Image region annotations
--- --- ---
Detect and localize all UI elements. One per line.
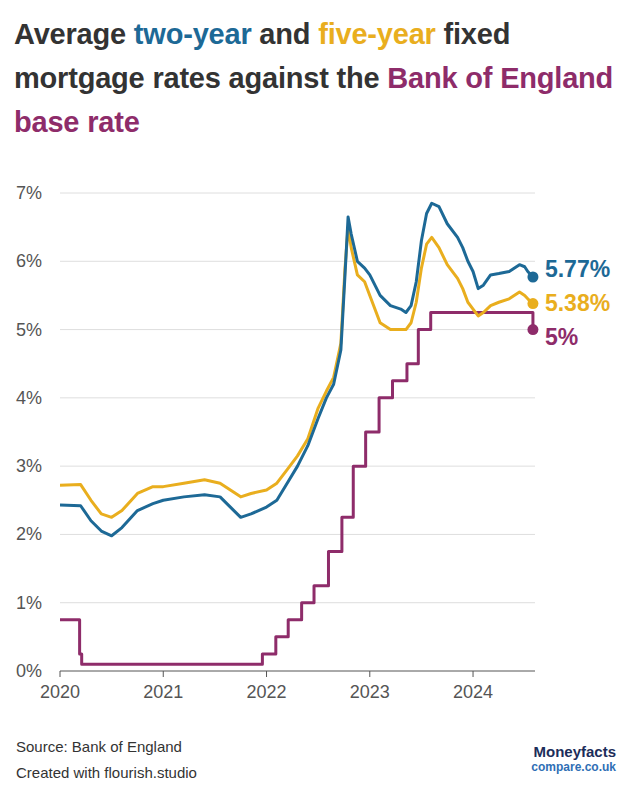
end-marker <box>527 324 538 335</box>
end-marker <box>527 271 538 282</box>
credit: Created with flourish.studio <box>16 764 197 781</box>
x-tick-label: 2020 <box>40 682 80 702</box>
x-tick-label: 2021 <box>143 682 183 702</box>
title-highlight: two-year <box>134 18 252 50</box>
chart: 0% 1% 2% 3% 4% 5% 6% 7% 2020 2021 2022 2023 2024 5.77… <box>0 0 632 800</box>
source: Source: Bank of England <box>16 738 182 755</box>
grid-line <box>60 193 535 194</box>
end-label: 5.77% <box>545 256 610 282</box>
grid-line <box>60 329 535 330</box>
series-line <box>60 203 533 536</box>
y-tick-label: 3% <box>16 456 42 476</box>
grid-line <box>60 671 535 672</box>
plot-area <box>60 203 533 664</box>
y-tick-label: 4% <box>16 388 42 408</box>
end-label: 5.38% <box>545 290 610 316</box>
y-tick-label: 2% <box>16 524 42 544</box>
x-tick-label: 2024 <box>453 682 493 702</box>
x-tick <box>60 671 61 677</box>
grid-line <box>60 397 535 398</box>
end-label: 5% <box>545 324 578 350</box>
logo: Moneyfacts <box>533 743 616 760</box>
grid-line <box>60 534 535 535</box>
x-tick <box>473 671 474 677</box>
y-tick-label: 5% <box>16 320 42 340</box>
grid-line <box>60 261 535 262</box>
y-tick-label: 7% <box>16 183 42 203</box>
x-tick <box>266 671 267 677</box>
grid-line <box>60 602 535 603</box>
x-tick-label: 2022 <box>246 682 286 702</box>
y-tick-label: 6% <box>16 251 42 271</box>
x-tick <box>369 671 370 677</box>
end-marker <box>527 298 538 309</box>
logo-sub: compare.co.uk <box>531 760 616 774</box>
title-highlight: Bank of England base rate <box>14 62 613 138</box>
x-tick-label: 2023 <box>350 682 390 702</box>
title: Average two-year and five-year fixed mor… <box>14 12 624 144</box>
x-tick <box>163 671 164 677</box>
y-tick-label: 0% <box>16 661 42 681</box>
title-highlight: five-year <box>318 18 436 50</box>
y-tick-label: 1% <box>16 593 42 613</box>
series-line <box>60 313 533 665</box>
series-line <box>60 227 533 517</box>
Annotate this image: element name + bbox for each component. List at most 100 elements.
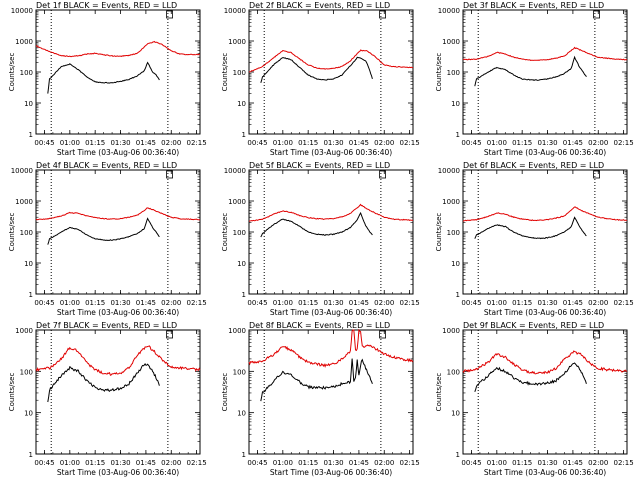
x-tick-label: 02:15 (187, 459, 207, 467)
x-tick-label: 01:00 (487, 459, 507, 467)
y-tick-label: 1 (242, 451, 246, 459)
y-tick-label: 10 (24, 410, 33, 418)
panel-7: Det 7f BLACK = Events, RED = LLD 1 10 100 10… (8, 321, 207, 477)
y-tick-label: 1000 (228, 198, 246, 206)
x-tick-label: 02:00 (588, 459, 608, 467)
panel-title: Det 4f BLACK = Events, RED = LLD (36, 161, 177, 170)
x-tick-label: 00:45 (34, 139, 54, 147)
x-tick-label: 01:15 (298, 139, 318, 147)
x-tick-label: 02:00 (374, 299, 394, 307)
x-axis-label: Start Time (03-Aug-06 00:36:40) (57, 468, 179, 477)
series-line-red (35, 40, 201, 58)
y-tick-label: 1 (29, 131, 33, 139)
y-tick-label: 10000 (224, 7, 246, 15)
series-line-black (474, 216, 587, 240)
frame-marker (593, 170, 600, 179)
y-tick-label: 10000 (11, 7, 33, 15)
y-tick-label: 1000 (442, 38, 460, 46)
x-tick-label: 01:45 (563, 299, 583, 307)
plot-frame (248, 169, 414, 295)
x-tick-label: 00:45 (247, 299, 267, 307)
x-tick-label: 01:00 (60, 299, 80, 307)
x-tick-label: 01:00 (60, 459, 80, 467)
y-tick-label: 10000 (224, 167, 246, 175)
y-tick-label: 1 (456, 291, 460, 299)
x-axis-label: Start Time (03-Aug-06 00:36:40) (270, 148, 392, 157)
series-line-black (260, 211, 373, 238)
y-tick-label: 1 (29, 451, 33, 459)
panel-9: Det 9f BLACK = Events, RED = LLD 1 10 100 10… (435, 321, 634, 477)
x-tick-label: 00:45 (34, 299, 54, 307)
x-tick-label: 01:45 (136, 139, 156, 147)
series-line-black (260, 56, 373, 83)
panel-title: Det 9f BLACK = Events, RED = LLD (463, 321, 604, 330)
x-tick-label: 02:00 (161, 139, 181, 147)
plot-frame (248, 329, 414, 455)
y-tick-label: 10 (451, 410, 460, 418)
plot-frame (248, 9, 414, 135)
series-line-black (47, 61, 160, 94)
x-tick-label: 02:00 (588, 299, 608, 307)
x-tick-label: 00:45 (247, 139, 267, 147)
y-tick-label: 1 (456, 131, 460, 139)
plot-frame (462, 169, 628, 295)
x-tick-label: 01:15 (512, 139, 532, 147)
x-tick-label: 01:00 (60, 139, 80, 147)
frame-marker (379, 170, 386, 179)
y-tick-label: 10 (451, 260, 460, 268)
x-tick-label: 01:15 (512, 459, 532, 467)
x-tick-label: 02:15 (614, 459, 634, 467)
series-line-red (462, 206, 628, 222)
x-axis-label: Start Time (03-Aug-06 00:36:40) (270, 308, 392, 317)
x-tick-label: 00:45 (461, 139, 481, 147)
y-axis-label: Counts/sec (221, 213, 229, 252)
series-line-red (35, 207, 201, 221)
x-tick-label: 02:15 (614, 299, 634, 307)
y-axis-label: Counts/sec (8, 373, 16, 412)
series-line-red (249, 203, 413, 222)
frame-marker (166, 170, 173, 179)
x-tick-label: 02:00 (161, 459, 181, 467)
x-tick-label: 02:00 (374, 139, 394, 147)
x-tick-label: 01:00 (273, 139, 293, 147)
y-tick-label: 10 (237, 260, 246, 268)
x-tick-label: 01:45 (563, 139, 583, 147)
x-axis-label: Start Time (03-Aug-06 00:36:40) (484, 308, 606, 317)
y-tick-label: 1 (242, 291, 246, 299)
y-axis-label: Counts/sec (8, 53, 16, 92)
y-tick-label: 10 (24, 100, 33, 108)
x-tick-label: 01:15 (298, 459, 318, 467)
x-tick-label: 01:45 (349, 139, 369, 147)
panel-title: Det 5f BLACK = Events, RED = LLD (249, 161, 390, 170)
y-tick-label: 1000 (15, 198, 33, 206)
panel-title: Det 6f BLACK = Events, RED = LLD (463, 161, 604, 170)
x-tick-label: 01:45 (349, 299, 369, 307)
y-axis-label: Counts/sec (221, 373, 229, 412)
y-tick-label: 1000 (442, 327, 460, 335)
series-line-black (47, 217, 160, 245)
series-line-black (260, 358, 373, 402)
x-axis-label: Start Time (03-Aug-06 00:36:40) (57, 308, 179, 317)
y-tick-label: 10 (237, 100, 246, 108)
x-tick-label: 01:30 (110, 299, 130, 307)
x-tick-label: 00:45 (34, 459, 54, 467)
x-tick-label: 01:30 (323, 299, 343, 307)
y-tick-label: 10 (24, 260, 33, 268)
y-tick-label: 100 (447, 229, 460, 237)
x-axis-label: Start Time (03-Aug-06 00:36:40) (270, 468, 392, 477)
panel-2: Det 2f BLACK = Events, RED = LLD 1 10 100 10… (221, 1, 420, 157)
frame-marker (379, 330, 386, 339)
x-tick-label: 01:15 (298, 299, 318, 307)
y-axis-label: Counts/sec (8, 213, 16, 252)
x-tick-label: 01:15 (512, 299, 532, 307)
x-tick-label: 02:15 (614, 139, 634, 147)
y-tick-label: 100 (20, 229, 33, 237)
y-tick-label: 100 (233, 69, 246, 77)
panel-title: Det 2f BLACK = Events, RED = LLD (249, 1, 390, 10)
x-tick-label: 02:15 (187, 299, 207, 307)
y-tick-label: 100 (447, 69, 460, 77)
x-tick-label: 01:15 (85, 299, 105, 307)
x-tick-label: 01:00 (487, 299, 507, 307)
panel-title: Det 3f BLACK = Events, RED = LLD (463, 1, 604, 10)
y-tick-label: 1000 (228, 38, 246, 46)
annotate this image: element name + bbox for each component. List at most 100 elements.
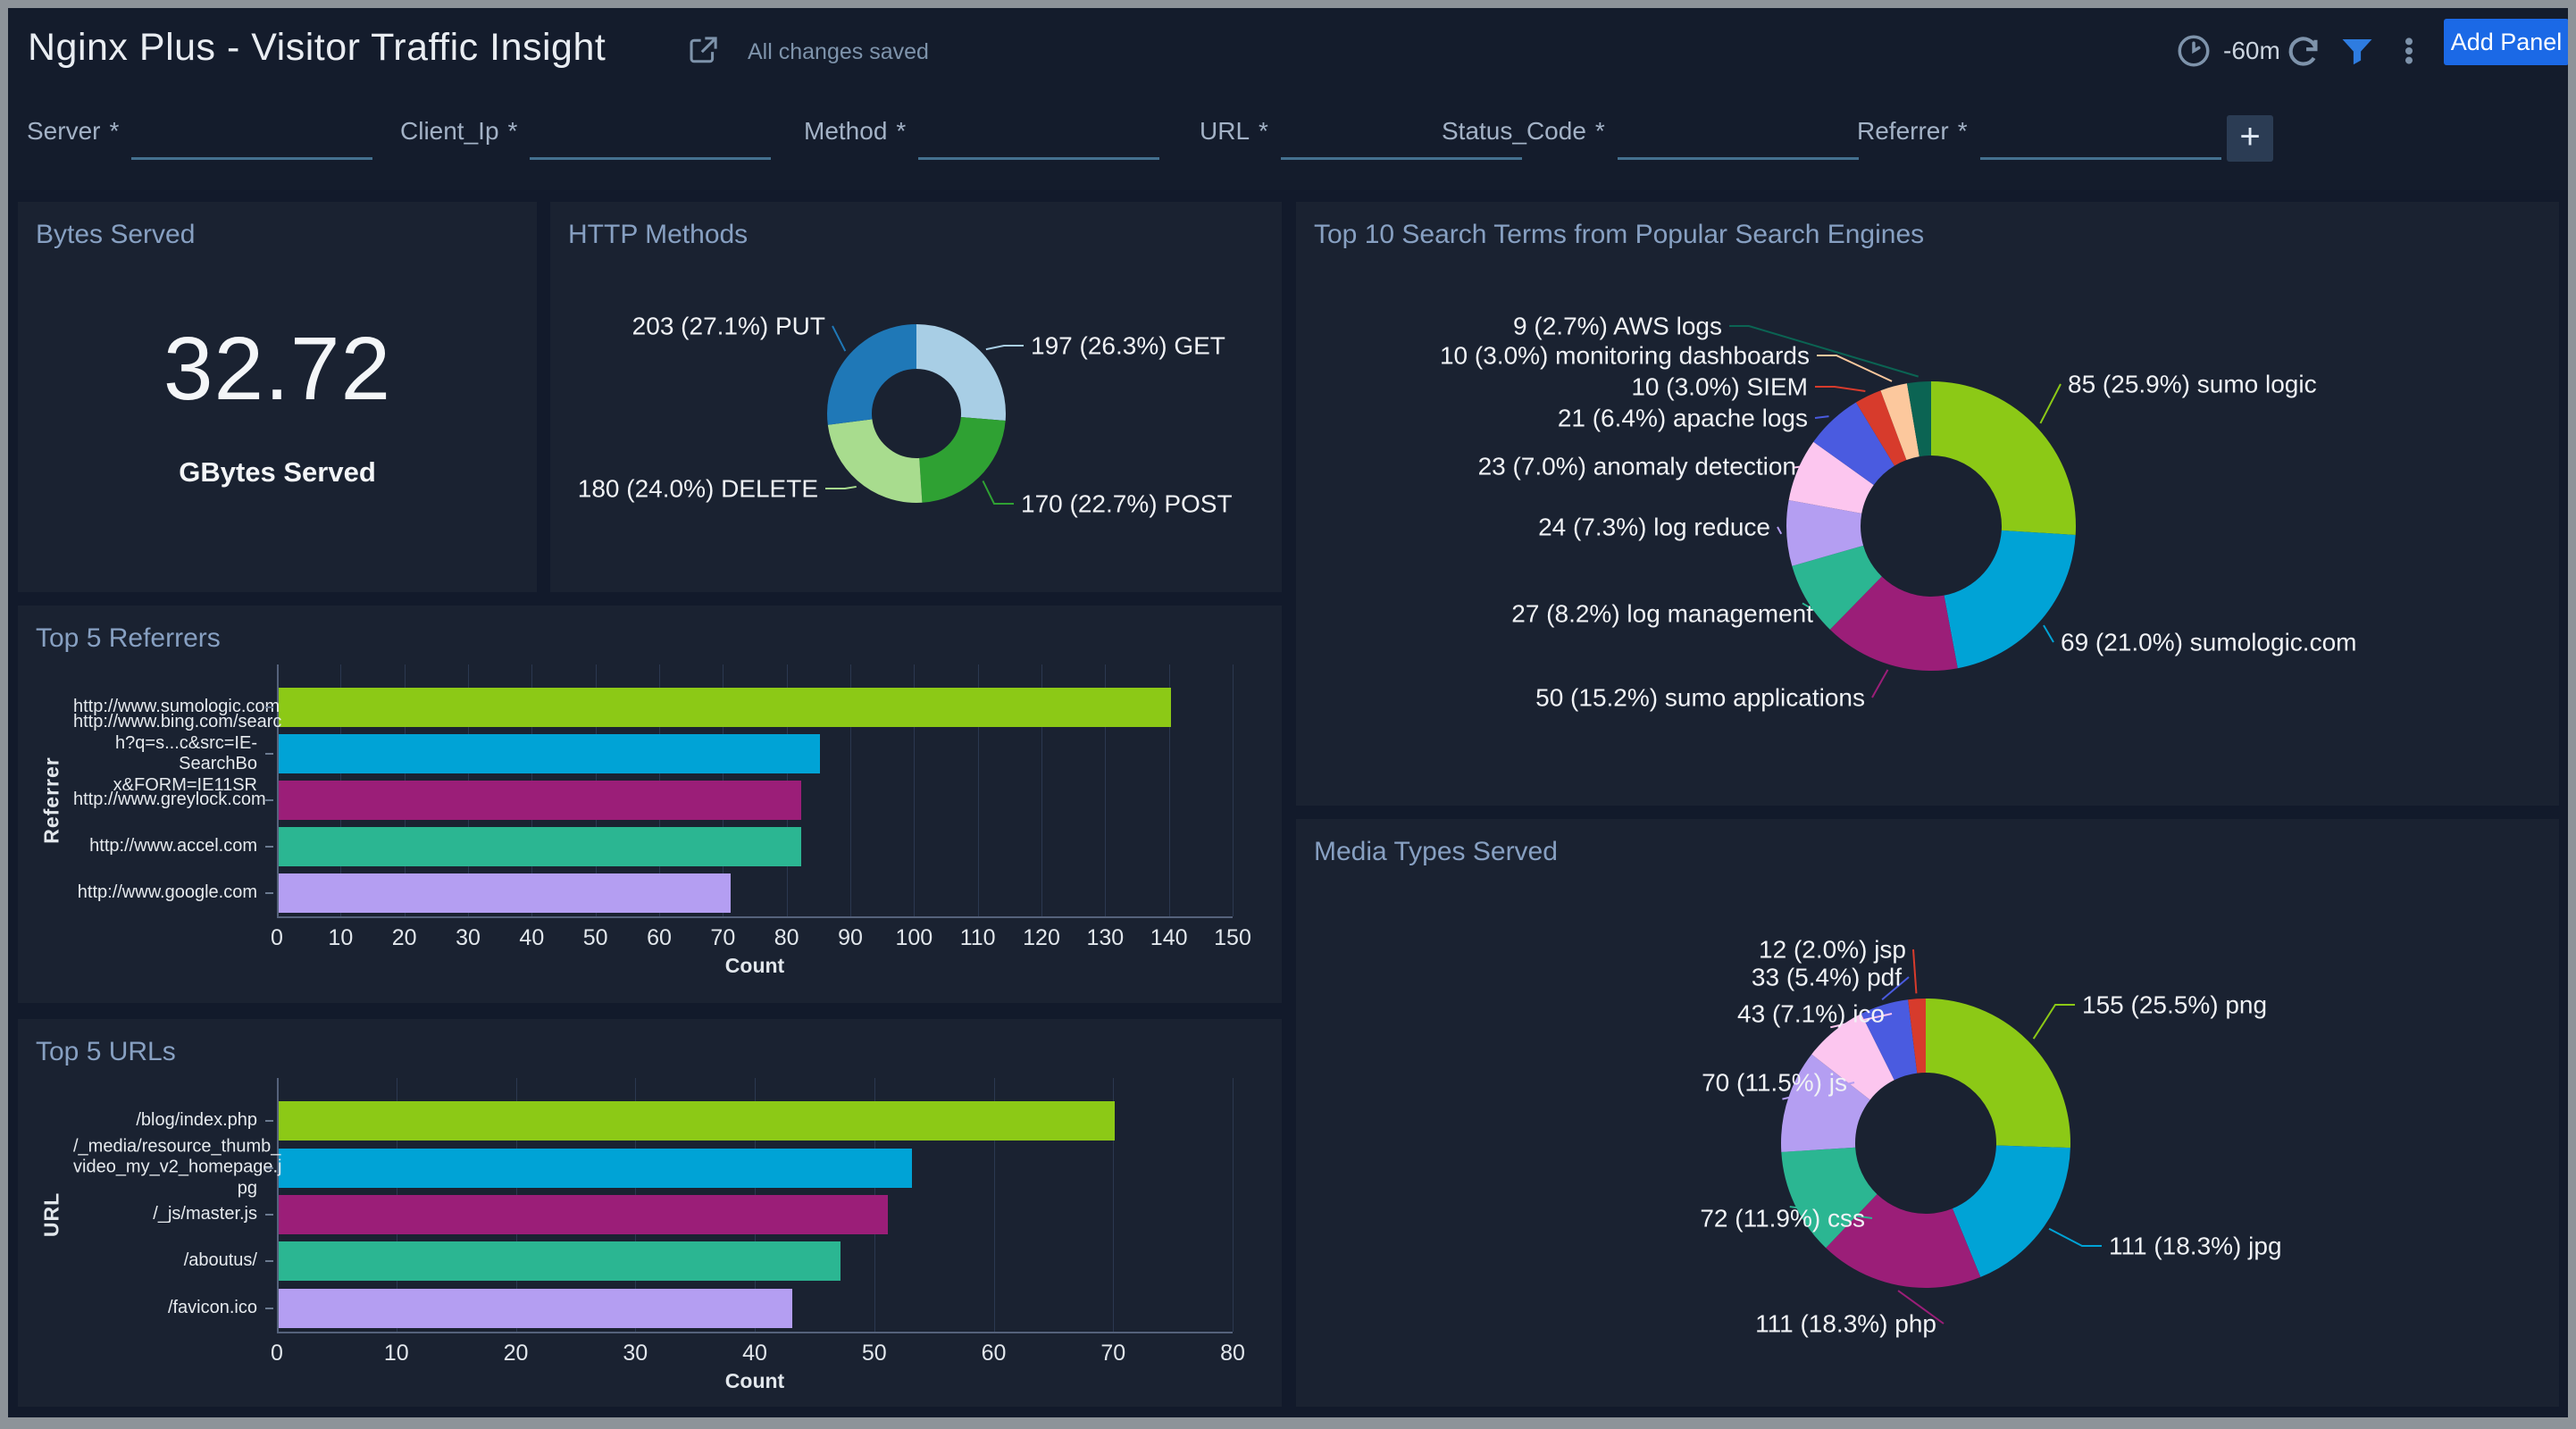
label-leader-line — [1815, 386, 1866, 392]
top-bar: Nginx Plus - Visitor Traffic Insight All… — [8, 8, 2568, 190]
donut-slice-PUT[interactable] — [827, 324, 1006, 503]
donut-chart: 85 (25.9%) sumo logic 69 (21.0%) sumologi… — [1440, 313, 2357, 712]
slice-label: 27 (8.2%) log management — [1511, 600, 1813, 628]
bar-3[interactable] — [279, 1195, 889, 1234]
bar-1[interactable] — [279, 688, 1171, 727]
category-label: http://www.bing.com/searc h?q=s...c&src=… — [73, 711, 282, 795]
gridline — [1168, 664, 1170, 916]
donut-slice-php[interactable] — [1781, 999, 2070, 1288]
gridline — [1041, 664, 1042, 916]
time-range-label: -60m — [2223, 37, 2280, 64]
dashboard-app: Nginx Plus - Visitor Traffic Insight All… — [8, 8, 2568, 1417]
filter-field-method: Method * — [804, 117, 1160, 160]
label-leader-line — [1897, 1290, 1945, 1325]
category-tick — [265, 1120, 273, 1123]
refresh-button[interactable] — [2280, 28, 2327, 74]
bar-5[interactable] — [279, 873, 732, 913]
filter-label: Method — [804, 117, 888, 145]
x-tick-label: 80 — [774, 925, 799, 950]
filter-input-referrer[interactable] — [1979, 157, 2221, 160]
gridline — [1113, 1078, 1115, 1332]
filter-input-status_code[interactable] — [1617, 157, 1859, 160]
panel-bytes-served: Bytes Served 32.72 GBytes Served — [18, 202, 537, 592]
bar-4[interactable] — [279, 827, 801, 866]
add-panel-button[interactable]: Add Panel — [2444, 19, 2568, 65]
panel-title: Top 5 URLs — [36, 1037, 176, 1066]
clock-icon — [2178, 35, 2210, 67]
filter-field-server: Server * — [27, 117, 373, 160]
category-tick — [265, 1166, 273, 1169]
category-tick — [265, 1307, 273, 1309]
donut-slice-jsp[interactable] — [1781, 999, 2070, 1288]
gridline — [277, 1078, 279, 1332]
y-axis-title: Referrer — [39, 756, 63, 844]
category-tick — [265, 753, 273, 755]
category-label: http://www.google.com — [77, 882, 257, 903]
bytes-served-value: 32.72 — [163, 319, 392, 419]
slice-label: 23 (7.0%) anomaly detection — [1478, 453, 1796, 481]
slice-label: 180 (24.0%) DELETE — [578, 475, 818, 503]
filter-field-referrer: Referrer * — [1857, 117, 2221, 160]
label-leader-line — [2043, 624, 2054, 643]
x-tick-label: 150 — [1214, 925, 1251, 950]
bar-5[interactable] — [279, 1288, 793, 1328]
label-leader-line — [1789, 1206, 1873, 1219]
donut-slice-AWS logs[interactable] — [1786, 381, 2076, 671]
bar-1[interactable] — [279, 1101, 1116, 1141]
required-marker: * — [507, 117, 518, 145]
x-tick-label: 40 — [742, 1341, 767, 1366]
label-leader-line — [985, 345, 1024, 351]
filter-input-method[interactable] — [918, 157, 1160, 160]
x-tick-label: 10 — [383, 1341, 409, 1366]
label-leader-line — [1729, 325, 1919, 378]
filter-input-client_ip[interactable] — [530, 157, 772, 160]
required-marker: * — [109, 117, 120, 145]
donut-slice-DELETE[interactable] — [827, 324, 1006, 503]
x-tick-label: 110 — [959, 925, 996, 950]
bar-4[interactable] — [279, 1241, 841, 1282]
filter-label: Server — [27, 117, 101, 145]
x-axis-title: Count — [724, 954, 785, 977]
category-tick — [265, 706, 273, 708]
donut-slice-log reduce[interactable] — [1786, 381, 2076, 671]
page-title: Nginx Plus - Visitor Traffic Insight — [28, 26, 606, 69]
bar-2[interactable] — [279, 1148, 912, 1188]
x-axis-title: Count — [724, 1369, 785, 1392]
slice-label: 111 (18.3%) php — [1755, 1310, 1936, 1338]
donut-slice-js[interactable] — [1781, 999, 2070, 1288]
x-tick-label: 70 — [710, 925, 736, 950]
category-label: /_media/resource_thumb_ video_my_v2_home… — [73, 1136, 282, 1199]
time-range-button[interactable]: -60m — [2175, 28, 2280, 74]
x-tick-label: 0 — [271, 925, 283, 950]
label-leader-line — [825, 485, 857, 489]
add-filter-button[interactable]: + — [2227, 115, 2273, 162]
share-button[interactable] — [685, 33, 721, 69]
category-tick — [265, 799, 273, 801]
donut-slice-sumo applications[interactable] — [1786, 381, 2076, 671]
x-tick-label: 60 — [981, 1341, 1007, 1366]
required-marker: * — [1957, 117, 1968, 145]
filter-toggle-button[interactable] — [2334, 28, 2380, 74]
gridline — [277, 664, 279, 916]
filter-field-status_code: Status_Code * — [1442, 117, 1859, 160]
category-label: /aboutus/ — [183, 1250, 257, 1271]
x-tick-label: 10 — [328, 925, 354, 950]
bar-chart: 0 10 20 30 40 50 60 70 80 90 100 110 120 130 140 150 htt… — [18, 606, 1282, 1003]
more-options-button[interactable] — [2386, 28, 2432, 74]
filter-input-server[interactable] — [131, 157, 373, 160]
x-tick-label: 130 — [1086, 925, 1125, 950]
category-label: /favicon.ico — [167, 1298, 257, 1317]
filter-label: Referrer — [1857, 117, 1949, 145]
required-marker: * — [896, 117, 907, 145]
required-marker: * — [1259, 117, 1268, 145]
filter-input-url[interactable] — [1280, 157, 1522, 160]
category-label: http://www.accel.com — [89, 836, 257, 857]
bar-3[interactable] — [279, 781, 801, 820]
category-tick — [265, 1260, 273, 1263]
panel-title: Bytes Served — [36, 220, 196, 249]
bar-2[interactable] — [279, 734, 821, 773]
slice-label: 69 (21.0%) sumologic.com — [2061, 629, 2356, 656]
category-label: http://www.sumologic.com — [73, 697, 280, 717]
panel-top-urls: Top 5 URLs 0 10 20 30 40 50 60 70 80/blog/index.… — [18, 1019, 1282, 1407]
--- --- ---
What you have to do
Copy out the lines of the data unchanged, starting with the line containing "x-tick-label: 02:15 (187, 459, 207, 467)" and continuing through the line containing "panel-title: Det 9f", both included.

Answer to this exercise
x-tick-label: 02:15 (187, 459, 207, 467)
x-tick-label: 01:00 (487, 459, 507, 467)
y-tick-label: 1 (242, 451, 246, 459)
y-tick-label: 10 (24, 410, 33, 418)
panel-7: Det 7f BLACK = Events, RED = LLD 1 10 100 10… (8, 321, 207, 477)
y-tick-label: 1000 (228, 198, 246, 206)
x-tick-label: 02:00 (588, 459, 608, 467)
panel-title: Det 4f BLACK = Events, RED = LLD (36, 161, 177, 170)
x-tick-label: 00:45 (34, 139, 54, 147)
x-tick-label: 01:15 (298, 139, 318, 147)
x-tick-label: 02:00 (374, 299, 394, 307)
x-axis-label: Start Time (03-Aug-06 00:36:40) (57, 468, 179, 477)
series-line-red (35, 40, 201, 58)
y-tick-label: 1 (29, 131, 33, 139)
y-tick-label: 10000 (224, 7, 246, 15)
series-line-black (474, 216, 587, 240)
frame-marker (593, 170, 600, 179)
y-tick-label: 10000 (11, 7, 33, 15)
y-tick-label: 1000 (442, 38, 460, 46)
x-tick-label: 01:45 (563, 299, 583, 307)
plot-frame (248, 169, 414, 295)
x-tick-label: 00:45 (247, 299, 267, 307)
x-tick-label: 01:00 (60, 299, 80, 307)
x-tick-label: 01:00 (60, 459, 80, 467)
y-tick-label: 10000 (224, 167, 246, 175)
y-tick-label: 1 (456, 291, 460, 299)
x-axis-label: Start Time (03-Aug-06 00:36:40) (270, 148, 392, 157)
series-line-black (260, 211, 373, 238)
y-tick-label: 1 (29, 451, 33, 459)
panel-9: Det 9f BLACK = Events, RED = LLD 1 10 100 10… (435, 321, 634, 477)
x-tick-label: 00:45 (34, 299, 54, 307)
x-tick-label: 01:45 (136, 139, 156, 147)
series-line-black (260, 56, 373, 83)
panel-title: Det 9f BLACK = Events, RED = LLD (463, 321, 604, 330)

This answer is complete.